### Excerpt
——————
SplineCam: Exact Visualization and Characterization of Deep
Network Geometry and Decision Boundary
CVPR 2023 Highlight
- Ahmed Imtiaz Humayun Rice University
- Randall Balestriero Meta AI, FAIR
- Guha Balakrishnan Rice University
- Richard Baraniuk Rice University
Video: Evolution of the partition formed by a depth 5 and width 10 binary classifier MLP, while training on two circles (left) and two moons (right). Dark red line denotes the learned decision boundary, and black lines denote the region boundaries. Norm of the region-wise slope parameters is used to color each region.
Abstract
Current Deep Network (DN) visualization and interpretability methods rely heavily on data space visualizations such as scoring which dimensions of the data are responsible for their associated prediction or generating new data features or samples that best match a given DN unit or representation. In this paper, we go one step further by developing the first provably exact method for computing the geometry of a DN’s mapping – including its decision boundary – over a specified region of the data space. By leveraging the theory of Continuous Piece-Wise Linear (CPWL) spline DNs, SplineCam exactly computes a DN’s geometry without resorting to approximations such as sampling or architecture simplification. SplineCam applies to any DN architecture based on CPWL nonlinearities, including (leaky-)ReLU, absolute value, maxout, and max-pooling and can also be applied to regression DNs such as implicit neural representations. Beyond decision boundary visualization and characterization, SplineCam enables one to compare architectures, measure generalizability and sample from the decision boundary on or off the manifold.
Exact Visualization of DNN partition geometry
Video: Exact computation allows visualizing partitions upto machine precision. Here we are zooming into the partition of a randomly initialized MLP.
Video: (Left) SplineCam can be used to monitor changes in the learned function during training. Here regions are colored by the norm of their slope. (Right) Visualize and compute the margin of adversarial examples from the decision boundary. Here the red star corresponds to an adv. example generated via PGD. Regions colored randomly.
Monitor Evolution of Decision Boundary During Training
Decision boundary of a 5 layer convnet during training epochs {50,100,150,200,300} (columns) trained on a binary classification task to classify between Egyptian cat and Tabby Cat classes of tinyimagenet. White points are images from the dataset that were used as anchor points for the 2d-plane cut in the input space. First, we clearly observe that in the first two columns (epoch 50 and 100) not much change occurs to the decision boundar (red line). However, between epoch 100 and 150, a sudden change occurs making the decision boundary move out of the 2D-slice, which then slowly recovers until the end of training (top row). On the other hand when looking at a different 2D-slide of the input space (bottom row) we can see that again between epoch 50 and 100 training does not drastically update the decision boundary, but that between epoch 100 and 150, a sudden change in the decision boundary occurs. It then stays roughly identical (within this slice) until the end of training.
——————
### Data shown
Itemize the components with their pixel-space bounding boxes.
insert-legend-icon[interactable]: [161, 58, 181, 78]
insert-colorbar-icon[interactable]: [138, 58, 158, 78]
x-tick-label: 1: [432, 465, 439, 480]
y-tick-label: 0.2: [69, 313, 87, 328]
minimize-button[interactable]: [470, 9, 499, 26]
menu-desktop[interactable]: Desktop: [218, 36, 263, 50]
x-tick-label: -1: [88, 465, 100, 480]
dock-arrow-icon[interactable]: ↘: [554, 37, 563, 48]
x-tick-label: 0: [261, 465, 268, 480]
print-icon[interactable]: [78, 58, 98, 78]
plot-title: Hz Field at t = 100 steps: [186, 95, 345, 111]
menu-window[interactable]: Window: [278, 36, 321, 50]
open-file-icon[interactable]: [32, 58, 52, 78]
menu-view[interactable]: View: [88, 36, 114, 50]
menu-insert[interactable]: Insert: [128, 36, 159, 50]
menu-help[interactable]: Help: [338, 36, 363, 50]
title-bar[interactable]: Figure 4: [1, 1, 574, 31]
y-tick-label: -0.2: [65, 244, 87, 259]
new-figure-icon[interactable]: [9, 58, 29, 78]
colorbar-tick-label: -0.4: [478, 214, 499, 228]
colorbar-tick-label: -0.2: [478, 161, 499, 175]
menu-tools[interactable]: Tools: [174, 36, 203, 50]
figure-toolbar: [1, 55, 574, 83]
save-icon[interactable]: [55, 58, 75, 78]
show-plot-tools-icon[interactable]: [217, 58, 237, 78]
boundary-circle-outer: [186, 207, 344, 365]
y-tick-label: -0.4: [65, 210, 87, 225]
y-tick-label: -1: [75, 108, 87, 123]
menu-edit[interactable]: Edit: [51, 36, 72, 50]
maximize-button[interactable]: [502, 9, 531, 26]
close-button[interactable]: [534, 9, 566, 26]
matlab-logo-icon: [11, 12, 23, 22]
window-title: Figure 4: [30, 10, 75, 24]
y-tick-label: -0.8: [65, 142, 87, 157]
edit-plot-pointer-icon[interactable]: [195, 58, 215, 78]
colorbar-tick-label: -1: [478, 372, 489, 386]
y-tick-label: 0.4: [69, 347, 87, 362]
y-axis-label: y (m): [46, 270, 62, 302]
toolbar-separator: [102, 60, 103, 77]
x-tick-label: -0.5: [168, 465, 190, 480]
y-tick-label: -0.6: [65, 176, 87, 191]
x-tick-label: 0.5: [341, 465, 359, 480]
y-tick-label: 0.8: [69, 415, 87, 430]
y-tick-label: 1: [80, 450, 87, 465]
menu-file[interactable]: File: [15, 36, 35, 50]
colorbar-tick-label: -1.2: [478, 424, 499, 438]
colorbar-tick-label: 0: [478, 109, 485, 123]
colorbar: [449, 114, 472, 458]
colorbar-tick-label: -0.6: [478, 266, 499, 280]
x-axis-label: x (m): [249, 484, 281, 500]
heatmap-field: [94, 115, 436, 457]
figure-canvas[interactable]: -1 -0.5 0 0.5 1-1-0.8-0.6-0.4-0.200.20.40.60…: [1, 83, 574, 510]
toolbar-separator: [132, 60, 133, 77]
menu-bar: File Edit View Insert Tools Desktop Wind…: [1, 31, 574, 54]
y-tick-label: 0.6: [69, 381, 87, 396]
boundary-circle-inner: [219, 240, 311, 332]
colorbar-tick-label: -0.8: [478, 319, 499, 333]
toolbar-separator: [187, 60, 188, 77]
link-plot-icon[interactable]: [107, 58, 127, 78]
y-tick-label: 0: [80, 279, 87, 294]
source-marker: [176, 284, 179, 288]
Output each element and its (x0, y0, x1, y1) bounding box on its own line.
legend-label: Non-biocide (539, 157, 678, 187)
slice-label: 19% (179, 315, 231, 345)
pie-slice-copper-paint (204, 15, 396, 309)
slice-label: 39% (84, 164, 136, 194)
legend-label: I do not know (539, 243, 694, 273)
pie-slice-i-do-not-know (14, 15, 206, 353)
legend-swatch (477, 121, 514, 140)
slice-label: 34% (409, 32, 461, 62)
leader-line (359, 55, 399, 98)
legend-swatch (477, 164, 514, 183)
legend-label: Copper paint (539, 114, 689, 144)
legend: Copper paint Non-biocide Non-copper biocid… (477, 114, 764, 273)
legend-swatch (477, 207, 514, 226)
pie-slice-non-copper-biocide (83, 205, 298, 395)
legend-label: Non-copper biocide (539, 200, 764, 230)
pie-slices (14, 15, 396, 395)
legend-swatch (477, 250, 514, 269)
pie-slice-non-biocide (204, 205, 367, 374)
——————
### Problems to solve
[1] Summarize the SplineCam page in two sentences.
[2] Give every author listed on the SplineCam page, along with the affiliation shown for each.
The entries are not needed for any of this.

### Answers provided
[1] SplineCam is presented as the first provably exact method for computing the geometry of a deep network's mapping, including its decision boundary, over a specified region of the data space, using the theory of continuous piece-wise linear spline networks instead of sampling or architecture simplification. It applies to any architecture based on such nonlinearities and can also be used to compare architectures, measure generalizability, monitor the learned function during training and sample from the decision boundary.

[2]
- Ahmed Imtiaz Humayun, Rice University
- Randall Balestriero, Meta AI, FAIR
- Guha Balakrishnan, Rice University
- Richard Baraniuk, Rice University